▶ [Task objective]: Copy out each line exactly as it appears.

▶ [Exercise material]:

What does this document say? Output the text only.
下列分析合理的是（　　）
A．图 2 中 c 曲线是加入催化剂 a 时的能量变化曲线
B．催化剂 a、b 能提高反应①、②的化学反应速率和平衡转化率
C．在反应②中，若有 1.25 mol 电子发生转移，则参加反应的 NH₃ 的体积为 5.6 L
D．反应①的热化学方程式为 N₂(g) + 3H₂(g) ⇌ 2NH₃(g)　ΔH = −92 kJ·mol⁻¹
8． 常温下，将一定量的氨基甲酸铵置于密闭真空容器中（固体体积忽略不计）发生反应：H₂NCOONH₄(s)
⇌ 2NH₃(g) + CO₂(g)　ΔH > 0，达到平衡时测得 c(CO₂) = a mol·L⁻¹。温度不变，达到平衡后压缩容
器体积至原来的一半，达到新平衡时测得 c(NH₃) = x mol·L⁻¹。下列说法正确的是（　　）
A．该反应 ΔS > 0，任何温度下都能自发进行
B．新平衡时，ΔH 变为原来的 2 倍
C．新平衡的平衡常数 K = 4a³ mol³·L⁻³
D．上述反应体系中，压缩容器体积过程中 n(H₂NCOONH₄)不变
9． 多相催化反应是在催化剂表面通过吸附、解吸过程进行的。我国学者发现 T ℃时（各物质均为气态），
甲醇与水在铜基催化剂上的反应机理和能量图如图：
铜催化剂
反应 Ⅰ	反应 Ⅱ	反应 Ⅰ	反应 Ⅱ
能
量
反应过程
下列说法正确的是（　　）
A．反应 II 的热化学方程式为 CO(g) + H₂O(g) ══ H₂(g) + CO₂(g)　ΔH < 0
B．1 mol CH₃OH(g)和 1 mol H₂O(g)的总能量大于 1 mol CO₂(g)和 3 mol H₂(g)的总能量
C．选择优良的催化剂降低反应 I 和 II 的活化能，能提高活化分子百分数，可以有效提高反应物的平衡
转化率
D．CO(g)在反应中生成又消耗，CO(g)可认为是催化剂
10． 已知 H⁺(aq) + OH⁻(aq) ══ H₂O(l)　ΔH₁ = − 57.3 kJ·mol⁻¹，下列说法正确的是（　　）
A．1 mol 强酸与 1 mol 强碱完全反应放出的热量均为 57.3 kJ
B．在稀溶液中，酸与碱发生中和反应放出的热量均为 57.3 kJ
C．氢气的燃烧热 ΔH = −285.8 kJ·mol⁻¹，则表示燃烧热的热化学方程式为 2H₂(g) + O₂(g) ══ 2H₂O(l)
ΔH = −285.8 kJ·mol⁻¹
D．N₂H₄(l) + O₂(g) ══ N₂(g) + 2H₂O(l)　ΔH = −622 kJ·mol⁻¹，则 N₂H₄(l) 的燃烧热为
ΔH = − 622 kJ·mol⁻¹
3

▶ [Exercise output]:
What does this document say? Output the text only.
下列分析合理的是（　　）
A．图 2 中 c 曲线是加入催化剂 a 时的能量变化曲线
B．催化剂 a、b 能提高反应①、②的化学反应速率和平衡转化率
C．在反应②中，若有 1.25 mol 电子发生转移，则参加反应的 NH₃ 的体积为 5.6 L
D．反应①的热化学方程式为 N₂(g) + 3H₂(g) ⇌ 2NH₃(g)　ΔH = −92 kJ·mol⁻¹
8． 常温下，将一定量的氨基甲酸铵置于密闭真空容器中（固体体积忽略不计）发生反应：H₂NCOONH₄(s)
⇌ 2NH₃(g) + CO₂(g)　ΔH > 0，达到平衡时测得 c(CO₂) = a mol·L⁻¹。温度不变，达到平衡后压缩容
器体积至原来的一半，达到新平衡时测得 c(NH₃) = x mol·L⁻¹。下列说法正确的是（　　）
A．该反应 ΔS > 0，任何温度下都能自发进行
B．新平衡时，ΔH 变为原来的 2 倍
C．新平衡的平衡常数 K = 4a³ mol³·L⁻³
D．上述反应体系中，压缩容器体积过程中 n(H₂NCOONH₄)不变
9． 多相催化反应是在催化剂表面通过吸附、解吸过程进行的。我国学者发现 T ℃时（各物质均为气态），
甲醇与水在铜基催化剂上的反应机理和能量图如图：
铜催化剂
反应 Ⅰ	反应 Ⅱ	反应 Ⅰ	反应 Ⅱ
能
量
反应过程
下列说法正确的是（　　）
A．反应 II 的热化学方程式为 CO(g) + H₂O(g) ══ H₂(g) + CO₂(g)　ΔH < 0
B．1 mol CH₃OH(g)和 1 mol H₂O(g)的总能量大于 1 mol CO₂(g)和 3 mol H₂(g)的总能量
C．选择优良的催化剂降低反应 I 和 II 的活化能，能提高活化分子百分数，可以有效提高反应物的平衡
转化率
D．CO(g)在反应中生成又消耗，CO(g)可认为是催化剂
10． 已知 H⁺(aq) + OH⁻(aq) ══ H₂O(l)　ΔH₁ = − 57.3 kJ·mol⁻¹，下列说法正确的是（　　）
A．1 mol 强酸与 1 mol 强碱完全反应放出的热量均为 57.3 kJ
B．在稀溶液中，酸与碱发生中和反应放出的热量均为 57.3 kJ
C．氢气的燃烧热 ΔH = −285.8 kJ·mol⁻¹，则表示燃烧热的热化学方程式为 2H₂(g) + O₂(g) ══ 2H₂O(l)
ΔH = −285.8 kJ·mol⁻¹
D．N₂H₄(l) + O₂(g) ══ N₂(g) + 2H₂O(l)　ΔH = −622 kJ·mol⁻¹，则 N₂H₄(l) 的燃烧热为
ΔH = − 622 kJ·mol⁻¹
3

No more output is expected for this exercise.